##### DATASET RECORDS
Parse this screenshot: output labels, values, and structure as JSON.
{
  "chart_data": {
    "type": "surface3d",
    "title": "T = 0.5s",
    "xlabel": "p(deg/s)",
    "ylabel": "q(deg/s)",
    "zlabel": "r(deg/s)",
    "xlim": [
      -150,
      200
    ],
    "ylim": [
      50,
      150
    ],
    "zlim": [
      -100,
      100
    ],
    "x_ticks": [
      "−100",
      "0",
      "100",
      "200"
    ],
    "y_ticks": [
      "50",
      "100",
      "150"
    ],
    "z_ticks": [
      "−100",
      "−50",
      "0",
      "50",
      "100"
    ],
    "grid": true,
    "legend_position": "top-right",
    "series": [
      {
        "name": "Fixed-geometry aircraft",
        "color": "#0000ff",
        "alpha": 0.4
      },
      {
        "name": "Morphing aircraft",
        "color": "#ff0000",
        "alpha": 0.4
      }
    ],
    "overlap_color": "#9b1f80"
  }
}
##########
▸ **EXERCISE GOAL**
Repeat the data above exactly.

▸ **THE SOLUTION**
Parse this screenshot: output labels, values, and structure as JSON.
{
  "chart_data": {
    "type": "surface3d",
    "title": "T = 0.5s",
    "xlabel": "p(deg/s)",
    "ylabel": "q(deg/s)",
    "zlabel": "r(deg/s)",
    "xlim": [
      -150,
      200
    ],
    "ylim": [
      50,
      150
    ],
    "zlim": [
      -100,
      100
    ],
    "x_ticks": [
      "−100",
      "0",
      "100",
      "200"
    ],
    "y_ticks": [
      "50",
      "100",
      "150"
    ],
    "z_ticks": [
      "−100",
      "−50",
      "0",
      "50",
      "100"
    ],
    "grid": true,
    "legend_position": "top-right",
    "series": [
      {
        "name": "Fixed-geometry aircraft",
        "color": "#0000ff",
        "alpha": 0.4
      },
      {
        "name": "Morphing aircraft",
        "color": "#ff0000",
        "alpha": 0.4
      }
    ],
    "overlap_color": "#9b1f80"
  }
}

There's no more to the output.